### PROBLEM REQUIREMENTS:
Find all the lines with "image" and gather them.

### PROVIDED INFORMATION:

--------------------

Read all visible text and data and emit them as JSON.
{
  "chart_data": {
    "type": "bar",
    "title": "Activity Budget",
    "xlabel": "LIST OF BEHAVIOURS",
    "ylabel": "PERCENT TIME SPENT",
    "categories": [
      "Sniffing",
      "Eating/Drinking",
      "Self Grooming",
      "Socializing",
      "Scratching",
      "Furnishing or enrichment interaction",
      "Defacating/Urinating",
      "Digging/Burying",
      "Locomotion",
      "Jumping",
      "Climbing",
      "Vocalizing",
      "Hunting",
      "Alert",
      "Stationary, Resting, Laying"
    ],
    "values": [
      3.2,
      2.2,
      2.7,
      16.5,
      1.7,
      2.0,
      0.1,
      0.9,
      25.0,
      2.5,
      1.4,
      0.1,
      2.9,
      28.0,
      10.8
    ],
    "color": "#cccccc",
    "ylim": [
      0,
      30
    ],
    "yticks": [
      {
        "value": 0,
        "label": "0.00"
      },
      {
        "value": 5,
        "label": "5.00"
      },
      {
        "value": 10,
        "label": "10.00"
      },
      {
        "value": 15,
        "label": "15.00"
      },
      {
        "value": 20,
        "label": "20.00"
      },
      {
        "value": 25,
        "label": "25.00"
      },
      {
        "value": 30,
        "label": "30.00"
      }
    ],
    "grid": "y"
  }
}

--------------------

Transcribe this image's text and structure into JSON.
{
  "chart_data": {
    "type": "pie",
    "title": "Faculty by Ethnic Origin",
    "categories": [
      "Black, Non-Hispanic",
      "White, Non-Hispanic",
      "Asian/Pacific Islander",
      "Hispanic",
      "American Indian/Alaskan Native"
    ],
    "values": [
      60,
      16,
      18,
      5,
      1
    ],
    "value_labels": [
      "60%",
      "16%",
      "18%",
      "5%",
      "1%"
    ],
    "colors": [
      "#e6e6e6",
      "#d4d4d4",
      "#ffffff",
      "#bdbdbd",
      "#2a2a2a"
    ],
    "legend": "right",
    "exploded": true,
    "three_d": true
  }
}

--------------------

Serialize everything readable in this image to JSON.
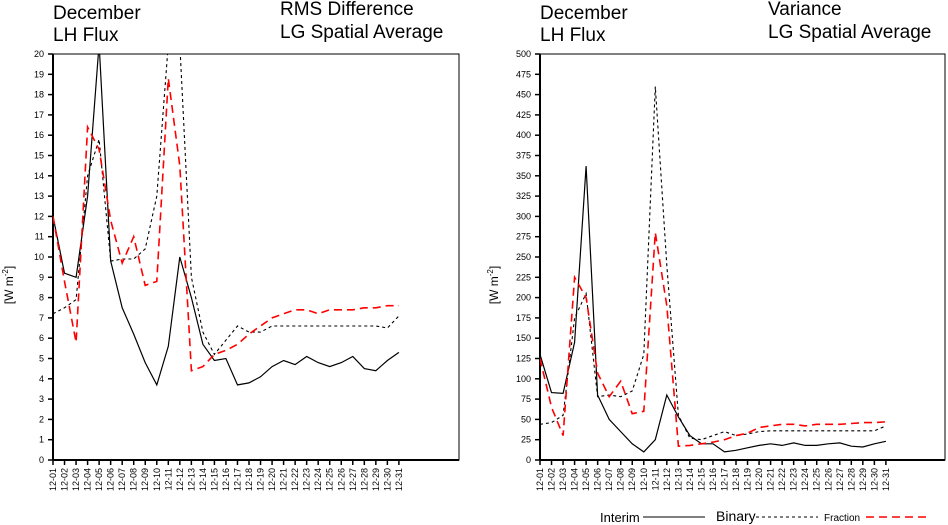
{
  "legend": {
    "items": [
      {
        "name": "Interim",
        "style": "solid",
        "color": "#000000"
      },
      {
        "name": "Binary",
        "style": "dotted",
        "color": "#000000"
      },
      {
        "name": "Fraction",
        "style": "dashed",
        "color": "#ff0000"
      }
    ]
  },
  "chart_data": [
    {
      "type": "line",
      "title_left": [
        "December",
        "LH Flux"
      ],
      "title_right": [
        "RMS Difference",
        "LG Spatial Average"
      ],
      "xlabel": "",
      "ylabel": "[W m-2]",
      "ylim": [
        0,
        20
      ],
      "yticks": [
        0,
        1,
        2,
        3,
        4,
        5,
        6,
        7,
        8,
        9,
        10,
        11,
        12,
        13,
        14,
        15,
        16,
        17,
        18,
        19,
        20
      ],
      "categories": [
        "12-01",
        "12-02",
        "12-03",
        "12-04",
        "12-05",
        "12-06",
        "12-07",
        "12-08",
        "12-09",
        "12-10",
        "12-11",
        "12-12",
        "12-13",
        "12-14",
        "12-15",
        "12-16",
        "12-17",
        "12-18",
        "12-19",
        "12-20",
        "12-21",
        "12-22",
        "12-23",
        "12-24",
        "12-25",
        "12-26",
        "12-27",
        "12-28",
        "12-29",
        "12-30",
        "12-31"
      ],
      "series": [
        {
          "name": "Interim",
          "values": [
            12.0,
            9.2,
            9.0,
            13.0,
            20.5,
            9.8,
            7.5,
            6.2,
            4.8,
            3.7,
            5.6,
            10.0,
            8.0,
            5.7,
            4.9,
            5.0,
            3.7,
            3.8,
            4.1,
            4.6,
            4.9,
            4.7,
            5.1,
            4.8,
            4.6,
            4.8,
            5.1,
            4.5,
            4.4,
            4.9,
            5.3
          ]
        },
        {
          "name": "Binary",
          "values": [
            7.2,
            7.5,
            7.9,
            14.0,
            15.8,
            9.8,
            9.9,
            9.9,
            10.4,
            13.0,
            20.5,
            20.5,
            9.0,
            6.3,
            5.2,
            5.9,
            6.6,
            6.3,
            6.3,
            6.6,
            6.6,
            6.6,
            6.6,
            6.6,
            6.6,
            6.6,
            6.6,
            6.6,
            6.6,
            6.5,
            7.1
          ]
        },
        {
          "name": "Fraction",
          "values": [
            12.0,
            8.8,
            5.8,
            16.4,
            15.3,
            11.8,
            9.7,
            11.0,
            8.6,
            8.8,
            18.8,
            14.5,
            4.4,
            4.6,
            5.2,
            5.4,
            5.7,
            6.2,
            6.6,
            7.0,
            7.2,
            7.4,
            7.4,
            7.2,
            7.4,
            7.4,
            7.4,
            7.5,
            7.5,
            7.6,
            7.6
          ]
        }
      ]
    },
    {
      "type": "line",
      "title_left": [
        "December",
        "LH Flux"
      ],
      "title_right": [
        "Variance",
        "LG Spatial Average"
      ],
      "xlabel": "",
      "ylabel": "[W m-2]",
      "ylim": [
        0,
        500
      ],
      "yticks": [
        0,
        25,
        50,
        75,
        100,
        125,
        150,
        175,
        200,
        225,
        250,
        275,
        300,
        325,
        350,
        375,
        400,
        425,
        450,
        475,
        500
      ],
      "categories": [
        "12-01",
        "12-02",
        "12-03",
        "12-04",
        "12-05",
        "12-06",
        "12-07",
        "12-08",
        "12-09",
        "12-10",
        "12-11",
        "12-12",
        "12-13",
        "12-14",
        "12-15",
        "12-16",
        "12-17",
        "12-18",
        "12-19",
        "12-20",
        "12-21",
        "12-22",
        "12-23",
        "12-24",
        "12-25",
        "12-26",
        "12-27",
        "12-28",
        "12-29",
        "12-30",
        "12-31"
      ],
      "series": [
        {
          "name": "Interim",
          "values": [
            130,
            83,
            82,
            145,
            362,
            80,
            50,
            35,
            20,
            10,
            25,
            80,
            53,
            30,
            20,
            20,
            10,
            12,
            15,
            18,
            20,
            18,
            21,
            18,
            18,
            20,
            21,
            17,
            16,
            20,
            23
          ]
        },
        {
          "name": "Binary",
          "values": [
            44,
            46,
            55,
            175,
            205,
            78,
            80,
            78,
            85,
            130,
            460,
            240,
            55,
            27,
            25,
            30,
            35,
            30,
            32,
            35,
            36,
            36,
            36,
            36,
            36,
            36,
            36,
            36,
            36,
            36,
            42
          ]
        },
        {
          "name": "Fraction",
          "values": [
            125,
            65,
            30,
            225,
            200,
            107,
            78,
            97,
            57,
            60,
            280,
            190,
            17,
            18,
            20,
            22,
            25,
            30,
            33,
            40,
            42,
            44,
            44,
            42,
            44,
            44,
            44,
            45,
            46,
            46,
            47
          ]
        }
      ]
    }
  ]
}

--------------------

### CORRECT OUTPUT:
Transcribe this image's text and structure into JSON.
Serialize everything readable in this image to JSON.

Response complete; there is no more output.